▶ _WHAT YOU SHOULD DO_
Transcribe the material in full, exactly as written.

+===+

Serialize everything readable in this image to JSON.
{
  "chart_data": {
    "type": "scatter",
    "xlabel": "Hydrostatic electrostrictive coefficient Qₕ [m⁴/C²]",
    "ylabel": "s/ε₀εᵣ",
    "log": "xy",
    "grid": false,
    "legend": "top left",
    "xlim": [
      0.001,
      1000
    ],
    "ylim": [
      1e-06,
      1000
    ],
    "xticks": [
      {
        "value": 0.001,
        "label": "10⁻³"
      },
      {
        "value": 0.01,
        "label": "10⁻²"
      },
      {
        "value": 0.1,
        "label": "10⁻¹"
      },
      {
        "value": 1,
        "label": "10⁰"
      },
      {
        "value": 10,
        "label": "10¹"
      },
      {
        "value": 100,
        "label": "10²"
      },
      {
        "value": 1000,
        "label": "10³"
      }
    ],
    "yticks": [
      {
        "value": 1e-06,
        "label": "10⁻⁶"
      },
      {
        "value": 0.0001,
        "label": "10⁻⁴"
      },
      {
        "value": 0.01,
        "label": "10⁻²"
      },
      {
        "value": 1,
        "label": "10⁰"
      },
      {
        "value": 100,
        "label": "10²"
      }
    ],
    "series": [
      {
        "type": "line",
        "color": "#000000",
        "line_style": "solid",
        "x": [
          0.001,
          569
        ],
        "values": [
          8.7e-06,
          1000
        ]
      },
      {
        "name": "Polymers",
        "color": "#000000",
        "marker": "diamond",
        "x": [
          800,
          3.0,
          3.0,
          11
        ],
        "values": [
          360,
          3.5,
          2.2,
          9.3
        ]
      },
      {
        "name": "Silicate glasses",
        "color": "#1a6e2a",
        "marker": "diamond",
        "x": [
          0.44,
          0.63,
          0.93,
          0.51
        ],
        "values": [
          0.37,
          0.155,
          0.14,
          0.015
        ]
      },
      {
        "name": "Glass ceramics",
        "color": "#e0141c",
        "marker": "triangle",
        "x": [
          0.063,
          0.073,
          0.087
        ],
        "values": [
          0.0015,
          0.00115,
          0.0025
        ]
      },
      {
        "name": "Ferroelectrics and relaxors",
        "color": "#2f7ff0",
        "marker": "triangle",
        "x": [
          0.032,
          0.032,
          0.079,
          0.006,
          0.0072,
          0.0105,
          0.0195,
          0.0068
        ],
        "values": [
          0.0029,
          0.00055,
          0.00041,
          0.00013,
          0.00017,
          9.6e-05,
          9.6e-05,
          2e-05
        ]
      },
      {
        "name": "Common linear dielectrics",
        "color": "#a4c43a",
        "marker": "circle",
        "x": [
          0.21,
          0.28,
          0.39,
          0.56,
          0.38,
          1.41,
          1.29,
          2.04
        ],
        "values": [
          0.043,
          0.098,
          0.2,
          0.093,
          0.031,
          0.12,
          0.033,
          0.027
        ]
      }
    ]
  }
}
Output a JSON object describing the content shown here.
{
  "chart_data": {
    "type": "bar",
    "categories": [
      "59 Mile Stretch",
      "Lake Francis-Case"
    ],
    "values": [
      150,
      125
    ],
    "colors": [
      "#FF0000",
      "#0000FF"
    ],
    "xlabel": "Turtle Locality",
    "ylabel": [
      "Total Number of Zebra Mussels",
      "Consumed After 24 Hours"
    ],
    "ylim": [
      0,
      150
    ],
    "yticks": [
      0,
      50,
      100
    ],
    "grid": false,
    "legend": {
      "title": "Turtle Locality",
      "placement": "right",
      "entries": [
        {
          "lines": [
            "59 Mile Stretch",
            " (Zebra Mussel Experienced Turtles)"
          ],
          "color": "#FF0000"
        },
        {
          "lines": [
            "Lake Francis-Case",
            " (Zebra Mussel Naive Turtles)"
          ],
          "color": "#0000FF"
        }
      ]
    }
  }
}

+===+

▶ _EXERCISE OUTPUT_
Serialize everything readable in this image to JSON.
{
  "chart_data": {
    "type": "scatter",
    "xlabel": "Hydrostatic electrostrictive coefficient Qₕ [m⁴/C²]",
    "ylabel": "s/ε₀εᵣ",
    "log": "xy",
    "grid": false,
    "legend": "top left",
    "xlim": [
      0.001,
      1000
    ],
    "ylim": [
      1e-06,
      1000
    ],
    "xticks": [
      {
        "value": 0.001,
        "label": "10⁻³"
      },
      {
        "value": 0.01,
        "label": "10⁻²"
      },
      {
        "value": 0.1,
        "label": "10⁻¹"
      },
      {
        "value": 1,
        "label": "10⁰"
      },
      {
        "value": 10,
        "label": "10¹"
      },
      {
        "value": 100,
        "label": "10²"
      },
      {
        "value": 1000,
        "label": "10³"
      }
    ],
    "yticks": [
      {
        "value": 1e-06,
        "label": "10⁻⁶"
      },
      {
        "value": 0.0001,
        "label": "10⁻⁴"
      },
      {
        "value": 0.01,
        "label": "10⁻²"
      },
      {
        "value": 1,
        "label": "10⁰"
      },
      {
        "value": 100,
        "label": "10²"
      }
    ],
    "series": [
      {
        "type": "line",
        "color": "#000000",
        "line_style": "solid",
        "x": [
          0.001,
          569
        ],
        "values": [
          8.7e-06,
          1000
        ]
      },
      {
        "name": "Polymers",
        "color": "#000000",
        "marker": "diamond",
        "x": [
          800,
          3.0,
          3.0,
          11
        ],
        "values": [
          360,
          3.5,
          2.2,
          9.3
        ]
      },
      {
        "name": "Silicate glasses",
        "color": "#1a6e2a",
        "marker": "diamond",
        "x": [
          0.44,
          0.63,
          0.93,
          0.51
        ],
        "values": [
          0.37,
          0.155,
          0.14,
          0.015
        ]
      },
      {
        "name": "Glass ceramics",
        "color": "#e0141c",
        "marker": "triangle",
        "x": [
          0.063,
          0.073,
          0.087
        ],
        "values": [
          0.0015,
          0.00115,
          0.0025
        ]
      },
      {
        "name": "Ferroelectrics and relaxors",
        "color": "#2f7ff0",
        "marker": "triangle",
        "x": [
          0.032,
          0.032,
          0.079,
          0.006,
          0.0072,
          0.0105,
          0.0195,
          0.0068
        ],
        "values": [
          0.0029,
          0.00055,
          0.00041,
          0.00013,
          0.00017,
          9.6e-05,
          9.6e-05,
          2e-05
        ]
      },
      {
        "name": "Common linear dielectrics",
        "color": "#a4c43a",
        "marker": "circle",
        "x": [
          0.21,
          0.28,
          0.39,
          0.56,
          0.38,
          1.41,
          1.29,
          2.04
        ],
        "values": [
          0.043,
          0.098,
          0.2,
          0.093,
          0.031,
          0.12,
          0.033,
          0.027
        ]
      }
    ]
  }
}
Output a JSON object describing the content shown here.
{
  "chart_data": {
    "type": "bar",
    "categories": [
      "59 Mile Stretch",
      "Lake Francis-Case"
    ],
    "values": [
      150,
      125
    ],
    "colors": [
      "#FF0000",
      "#0000FF"
    ],
    "xlabel": "Turtle Locality",
    "ylabel": [
      "Total Number of Zebra Mussels",
      "Consumed After 24 Hours"
    ],
    "ylim": [
      0,
      150
    ],
    "yticks": [
      0,
      50,
      100
    ],
    "grid": false,
    "legend": {
      "title": "Turtle Locality",
      "placement": "right",
      "entries": [
        {
          "lines": [
            "59 Mile Stretch",
            " (Zebra Mussel Experienced Turtles)"
          ],
          "color": "#FF0000"
        },
        {
          "lines": [
            "Lake Francis-Case",
            " (Zebra Mussel Naive Turtles)"
          ],
          "color": "#0000FF"
        }
      ]
    }
  }
}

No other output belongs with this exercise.